**Exercise:** Copy every entry precisely.

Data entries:

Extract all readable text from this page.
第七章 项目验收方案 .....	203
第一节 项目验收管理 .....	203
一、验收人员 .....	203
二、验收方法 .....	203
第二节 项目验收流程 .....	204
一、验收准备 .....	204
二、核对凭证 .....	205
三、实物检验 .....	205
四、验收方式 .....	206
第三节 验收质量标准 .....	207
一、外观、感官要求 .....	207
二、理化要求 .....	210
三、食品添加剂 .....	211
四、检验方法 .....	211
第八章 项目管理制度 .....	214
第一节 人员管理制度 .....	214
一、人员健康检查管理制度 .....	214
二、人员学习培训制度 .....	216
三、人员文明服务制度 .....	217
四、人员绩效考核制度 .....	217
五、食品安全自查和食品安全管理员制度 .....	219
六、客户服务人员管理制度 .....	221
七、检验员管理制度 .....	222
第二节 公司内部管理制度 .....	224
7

**Response for this exercise:**
Extract all readable text from this page.
第七章 项目验收方案 .....	203
第一节 项目验收管理 .....	203
一、验收人员 .....	203
二、验收方法 .....	203
第二节 项目验收流程 .....	204
一、验收准备 .....	204
二、核对凭证 .....	205
三、实物检验 .....	205
四、验收方式 .....	206
第三节 验收质量标准 .....	207
一、外观、感官要求 .....	207
二、理化要求 .....	210
三、食品添加剂 .....	211
四、检验方法 .....	211
第八章 项目管理制度 .....	214
第一节 人员管理制度 .....	214
一、人员健康检查管理制度 .....	214
二、人员学习培训制度 .....	216
三、人员文明服务制度 .....	217
四、人员绩效考核制度 .....	217
五、食品安全自查和食品安全管理员制度 .....	219
六、客户服务人员管理制度 .....	221
七、检验员管理制度 .....	222
第二节 公司内部管理制度 .....	224
7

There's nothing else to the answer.